● **STORED ROWS**
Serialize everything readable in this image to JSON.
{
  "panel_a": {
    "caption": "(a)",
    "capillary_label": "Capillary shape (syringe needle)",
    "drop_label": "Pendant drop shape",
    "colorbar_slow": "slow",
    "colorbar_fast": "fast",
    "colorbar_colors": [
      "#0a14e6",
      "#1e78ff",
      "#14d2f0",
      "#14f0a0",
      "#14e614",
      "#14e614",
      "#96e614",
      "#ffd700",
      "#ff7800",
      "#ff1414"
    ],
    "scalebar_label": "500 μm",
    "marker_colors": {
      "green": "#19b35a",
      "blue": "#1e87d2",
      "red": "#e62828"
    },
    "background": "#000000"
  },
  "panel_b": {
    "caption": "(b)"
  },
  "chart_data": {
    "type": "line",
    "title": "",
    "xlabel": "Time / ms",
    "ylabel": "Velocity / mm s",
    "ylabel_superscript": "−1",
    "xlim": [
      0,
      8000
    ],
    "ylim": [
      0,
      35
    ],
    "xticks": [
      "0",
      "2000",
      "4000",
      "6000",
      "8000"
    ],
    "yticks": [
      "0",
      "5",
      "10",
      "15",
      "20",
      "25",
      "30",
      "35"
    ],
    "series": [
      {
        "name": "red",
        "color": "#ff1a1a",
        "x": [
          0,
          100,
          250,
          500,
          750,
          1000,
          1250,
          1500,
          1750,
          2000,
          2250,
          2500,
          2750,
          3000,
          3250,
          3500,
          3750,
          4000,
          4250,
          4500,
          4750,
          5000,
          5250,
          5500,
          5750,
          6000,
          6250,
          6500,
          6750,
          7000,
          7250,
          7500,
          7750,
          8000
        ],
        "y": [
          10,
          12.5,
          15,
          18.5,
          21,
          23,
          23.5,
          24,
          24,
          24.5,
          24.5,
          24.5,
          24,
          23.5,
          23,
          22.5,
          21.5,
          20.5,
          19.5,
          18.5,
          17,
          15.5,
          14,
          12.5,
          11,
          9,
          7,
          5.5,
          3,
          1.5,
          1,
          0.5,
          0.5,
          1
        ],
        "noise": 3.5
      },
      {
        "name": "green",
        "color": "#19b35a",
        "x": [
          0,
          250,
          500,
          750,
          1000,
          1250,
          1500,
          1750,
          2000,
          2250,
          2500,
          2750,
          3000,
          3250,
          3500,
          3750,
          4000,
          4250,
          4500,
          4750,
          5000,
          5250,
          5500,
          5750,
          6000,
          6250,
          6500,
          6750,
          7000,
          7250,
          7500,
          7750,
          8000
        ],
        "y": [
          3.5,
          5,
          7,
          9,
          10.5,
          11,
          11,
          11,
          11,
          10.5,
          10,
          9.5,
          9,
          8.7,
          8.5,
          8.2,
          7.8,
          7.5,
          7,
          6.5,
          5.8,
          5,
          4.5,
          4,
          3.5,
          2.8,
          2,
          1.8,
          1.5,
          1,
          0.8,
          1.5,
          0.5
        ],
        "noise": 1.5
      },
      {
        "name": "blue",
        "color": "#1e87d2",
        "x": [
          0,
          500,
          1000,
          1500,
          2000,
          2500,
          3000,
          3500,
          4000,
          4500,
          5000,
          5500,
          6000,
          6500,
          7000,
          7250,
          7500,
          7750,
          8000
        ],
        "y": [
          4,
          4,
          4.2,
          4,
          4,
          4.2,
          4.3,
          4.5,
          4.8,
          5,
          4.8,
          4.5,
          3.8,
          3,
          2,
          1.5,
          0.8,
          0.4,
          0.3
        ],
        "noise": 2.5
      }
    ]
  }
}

● **EXERCISE TASK**
Reproduce the material precisely, including every line.

● **SOLUTION TO THIS TASK**
Serialize everything readable in this image to JSON.
{
  "panel_a": {
    "caption": "(a)",
    "capillary_label": "Capillary shape (syringe needle)",
    "drop_label": "Pendant drop shape",
    "colorbar_slow": "slow",
    "colorbar_fast": "fast",
    "colorbar_colors": [
      "#0a14e6",
      "#1e78ff",
      "#14d2f0",
      "#14f0a0",
      "#14e614",
      "#14e614",
      "#96e614",
      "#ffd700",
      "#ff7800",
      "#ff1414"
    ],
    "scalebar_label": "500 μm",
    "marker_colors": {
      "green": "#19b35a",
      "blue": "#1e87d2",
      "red": "#e62828"
    },
    "background": "#000000"
  },
  "panel_b": {
    "caption": "(b)"
  },
  "chart_data": {
    "type": "line",
    "title": "",
    "xlabel": "Time / ms",
    "ylabel": "Velocity / mm s",
    "ylabel_superscript": "−1",
    "xlim": [
      0,
      8000
    ],
    "ylim": [
      0,
      35
    ],
    "xticks": [
      "0",
      "2000",
      "4000",
      "6000",
      "8000"
    ],
    "yticks": [
      "0",
      "5",
      "10",
      "15",
      "20",
      "25",
      "30",
      "35"
    ],
    "series": [
      {
        "name": "red",
        "color": "#ff1a1a",
        "x": [
          0,
          100,
          250,
          500,
          750,
          1000,
          1250,
          1500,
          1750,
          2000,
          2250,
          2500,
          2750,
          3000,
          3250,
          3500,
          3750,
          4000,
          4250,
          4500,
          4750,
          5000,
          5250,
          5500,
          5750,
          6000,
          6250,
          6500,
          6750,
          7000,
          7250,
          7500,
          7750,
          8000
        ],
        "y": [
          10,
          12.5,
          15,
          18.5,
          21,
          23,
          23.5,
          24,
          24,
          24.5,
          24.5,
          24.5,
          24,
          23.5,
          23,
          22.5,
          21.5,
          20.5,
          19.5,
          18.5,
          17,
          15.5,
          14,
          12.5,
          11,
          9,
          7,
          5.5,
          3,
          1.5,
          1,
          0.5,
          0.5,
          1
        ],
        "noise": 3.5
      },
      {
        "name": "green",
        "color": "#19b35a",
        "x": [
          0,
          250,
          500,
          750,
          1000,
          1250,
          1500,
          1750,
          2000,
          2250,
          2500,
          2750,
          3000,
          3250,
          3500,
          3750,
          4000,
          4250,
          4500,
          4750,
          5000,
          5250,
          5500,
          5750,
          6000,
          6250,
          6500,
          6750,
          7000,
          7250,
          7500,
          7750,
          8000
        ],
        "y": [
          3.5,
          5,
          7,
          9,
          10.5,
          11,
          11,
          11,
          11,
          10.5,
          10,
          9.5,
          9,
          8.7,
          8.5,
          8.2,
          7.8,
          7.5,
          7,
          6.5,
          5.8,
          5,
          4.5,
          4,
          3.5,
          2.8,
          2,
          1.8,
          1.5,
          1,
          0.8,
          1.5,
          0.5
        ],
        "noise": 1.5
      },
      {
        "name": "blue",
        "color": "#1e87d2",
        "x": [
          0,
          500,
          1000,
          1500,
          2000,
          2500,
          3000,
          3500,
          4000,
          4500,
          5000,
          5500,
          6000,
          6500,
          7000,
          7250,
          7500,
          7750,
          8000
        ],
        "y": [
          4,
          4,
          4.2,
          4,
          4,
          4.2,
          4.3,
          4.5,
          4.8,
          5,
          4.8,
          4.5,
          3.8,
          3,
          2,
          1.5,
          0.8,
          0.4,
          0.3
        ],
        "noise": 2.5
      }
    ]
  }
}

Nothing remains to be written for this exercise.